● **GESTELLTE AUFGABEN**:
1. Welches Programm wird im Forumsthread zur Reiseroute auf der Karte für Animationen empfohlen, weil Photoshop sie nicht kann?
2. Fasse den Forumsthread zur Reiseroute auf der Karte in drei Sätzen zusammen.

● **VORLIEGENDER TEXT**:
# Reiseroute auf Karte zeichnen - wie geht das?



## go4nolimits (11. November 2004)

möchte meine Reiseroute auf eine Karte (jpg) einzeichnen. Habe es geschafft mit Pinselwerkzeug die Route einzuzeichnen. Nun möchte ich es auch noch animiert (wie Flugroute) haben.
Wie kriege ich das hin. resp. ist es in PS überhaubt möglich?

danke für eure Hilfe

ein verzweifelter Anfänger


----------



## Markus Kolletzky (11. November 2004)

Hallo,

Animationen sind in Photoshop nicht möglich, aber im mitgelieferten Image Ready.
Schau da einfach mal im Handbuch oder in der Hilfe unter "Animationen erstellen" nach.
Wenn diesbezüglich dennoch Fragen sind, immer her damit.


Gruss Markus


----------



## go4nolimits (11. November 2004)

danke für den Tip. Klemm mcih mal dahinter
Gruss 
daniel


----------



## MBiker (18. November 2004)

Am Besten erstellst du mehrere Ebenen mit Teilstücken der Route. Diese kannst du dann nacheinander einblenden lassen.
Das ist, denke ich, die schnellste und einfachste Methode zu deinem Problem.

Gruß MBiker


----------



## hotschen (19. November 2004)

Einfacher gehts imo mit Ebenenmasken.
Hab grad keinen Bock auf was sinnvolles, also hier eine kleine Anleitung:

1. Kartenebene duplizieren
2. Route auf einer separaten Ebene nachzeichnen und zwischen die beiden anderen schieben
3. Route auf oberer Ebene aus karte löschen (strg+linkeMT auf Route, obere Ebene auswählen, entf drücken)
4. Route duplizieren
5. In einer Routenebene alle waagerechten, in der anderen alle senkrechten Teilstücke wegradieren
6. Routenebenen mit Ebenenmasken versehen
7. großzügige Auswahl aufziehen und Ebenenmasken mit schwarz füllen, Verkettung aufheben (siehe Screenshot)







8. Wechsel zu ImageReady
9. Frame duplizieren
10. Ebene "Senkrecht" (oder je nach Startpunkt auch "Waagerecht") das erste Teilstück verschieben, so daß Route sichtbar wird. (Am besten mit Pfeiltasten)
11. Frames "Dazwischen einfügen..." (je nach belieben und Streckenlänge 5-20)
12. Letztes Frame duplizieren
13. Ebene "Waagerecht" (bzw. "Senkrecht") verschieben bis nächstes Teilstück komplett sichtbar ist
14. Punkt 11-13 wiederholen, bis Alles zu sehen ist
15. Optimierte Version speichern unter...


OK, das hört sich kompliziert an, ist es aber nicht. Es ist nur so viel geworden, weil jeden kleinen Arbeitsschritt erklärt hab.
Das ganze lässt sich auch ohne die Unterteilung in waagerecht-senkrecht machen, ist dann aber m.E. unübersichtlicher.

So könnte das fertige Ergebnis aussehen:






Gruß hotschen


----------

● **ANGEZEIGTE DATENSÄTZE**:
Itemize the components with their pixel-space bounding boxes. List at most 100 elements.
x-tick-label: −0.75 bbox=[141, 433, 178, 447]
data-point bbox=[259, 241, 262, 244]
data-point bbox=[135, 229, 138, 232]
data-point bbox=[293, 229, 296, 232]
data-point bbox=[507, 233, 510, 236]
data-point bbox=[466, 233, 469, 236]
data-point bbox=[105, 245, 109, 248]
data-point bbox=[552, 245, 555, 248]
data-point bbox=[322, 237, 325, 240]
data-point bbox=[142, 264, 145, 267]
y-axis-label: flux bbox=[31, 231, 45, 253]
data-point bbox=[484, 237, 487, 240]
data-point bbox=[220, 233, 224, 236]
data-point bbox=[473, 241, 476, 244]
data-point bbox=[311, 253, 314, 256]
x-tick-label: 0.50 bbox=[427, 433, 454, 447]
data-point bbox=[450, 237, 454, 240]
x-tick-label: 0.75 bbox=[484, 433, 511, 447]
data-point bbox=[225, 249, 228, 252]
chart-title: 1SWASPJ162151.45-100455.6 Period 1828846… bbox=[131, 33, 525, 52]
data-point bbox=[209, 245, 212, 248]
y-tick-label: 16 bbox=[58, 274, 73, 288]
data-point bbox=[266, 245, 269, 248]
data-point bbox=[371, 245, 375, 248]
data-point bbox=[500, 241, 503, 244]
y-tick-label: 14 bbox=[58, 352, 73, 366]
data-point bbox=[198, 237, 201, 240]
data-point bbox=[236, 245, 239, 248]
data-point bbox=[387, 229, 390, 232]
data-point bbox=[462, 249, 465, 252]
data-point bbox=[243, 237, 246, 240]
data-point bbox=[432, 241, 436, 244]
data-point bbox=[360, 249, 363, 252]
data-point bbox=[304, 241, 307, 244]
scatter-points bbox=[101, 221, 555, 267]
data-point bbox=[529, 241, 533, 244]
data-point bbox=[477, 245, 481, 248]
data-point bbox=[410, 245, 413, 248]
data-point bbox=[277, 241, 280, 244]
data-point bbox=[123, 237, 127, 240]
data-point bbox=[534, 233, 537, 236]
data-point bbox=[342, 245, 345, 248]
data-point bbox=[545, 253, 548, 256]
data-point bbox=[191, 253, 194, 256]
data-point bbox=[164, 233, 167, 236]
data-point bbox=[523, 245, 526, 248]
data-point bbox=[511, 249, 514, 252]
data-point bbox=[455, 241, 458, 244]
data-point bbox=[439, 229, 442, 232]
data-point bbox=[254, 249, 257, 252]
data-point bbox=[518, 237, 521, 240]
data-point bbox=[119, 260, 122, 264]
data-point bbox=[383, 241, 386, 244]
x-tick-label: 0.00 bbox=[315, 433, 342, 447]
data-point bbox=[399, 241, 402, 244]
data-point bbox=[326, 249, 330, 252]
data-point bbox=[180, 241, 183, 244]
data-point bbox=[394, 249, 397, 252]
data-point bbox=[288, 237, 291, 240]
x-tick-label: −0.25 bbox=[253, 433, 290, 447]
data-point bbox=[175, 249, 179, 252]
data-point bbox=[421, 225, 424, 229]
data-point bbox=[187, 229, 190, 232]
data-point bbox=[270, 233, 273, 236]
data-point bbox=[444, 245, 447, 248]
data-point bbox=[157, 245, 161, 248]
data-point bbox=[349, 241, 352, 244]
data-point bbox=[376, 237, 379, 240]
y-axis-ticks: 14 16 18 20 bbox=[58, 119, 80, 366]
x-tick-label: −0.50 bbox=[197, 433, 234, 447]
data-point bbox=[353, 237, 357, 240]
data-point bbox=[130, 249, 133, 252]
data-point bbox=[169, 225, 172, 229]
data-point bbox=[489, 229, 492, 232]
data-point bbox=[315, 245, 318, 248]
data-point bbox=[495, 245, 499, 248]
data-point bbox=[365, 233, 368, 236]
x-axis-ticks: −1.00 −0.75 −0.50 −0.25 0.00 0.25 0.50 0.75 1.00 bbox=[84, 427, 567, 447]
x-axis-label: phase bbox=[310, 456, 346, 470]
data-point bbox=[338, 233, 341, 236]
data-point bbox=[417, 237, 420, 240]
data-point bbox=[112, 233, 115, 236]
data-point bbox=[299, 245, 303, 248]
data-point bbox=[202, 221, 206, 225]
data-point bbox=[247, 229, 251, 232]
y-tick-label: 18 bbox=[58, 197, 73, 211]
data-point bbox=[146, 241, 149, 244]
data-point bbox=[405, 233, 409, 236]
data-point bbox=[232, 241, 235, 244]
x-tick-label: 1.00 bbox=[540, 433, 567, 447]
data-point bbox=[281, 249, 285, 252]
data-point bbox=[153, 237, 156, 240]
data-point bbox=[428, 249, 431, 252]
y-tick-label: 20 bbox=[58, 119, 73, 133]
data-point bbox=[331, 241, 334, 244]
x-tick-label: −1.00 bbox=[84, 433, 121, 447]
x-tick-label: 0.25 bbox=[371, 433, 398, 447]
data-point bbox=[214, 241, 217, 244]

● **ANTWORTEN IN REIHENFOLGE**:
1. Das mit Photoshop mitgelieferte Image Ready.

2. Ein Anfänger hat seine Reiseroute mit dem Pinselwerkzeug auf eine Karte gezeichnet und möchte sie nun wie eine Flugroute animieren. Ein Antwortender erklärt, dass Animationen nicht in Photoshop, aber im mitgelieferten Image Ready möglich sind. Als Lösungen werden vorgeschlagen, mehrere Ebenen mit Teilstücken der Route nacheinander einzublenden oder die Route mit Ebenenmasken über mehrere Frames nach und nach sichtbar zu machen.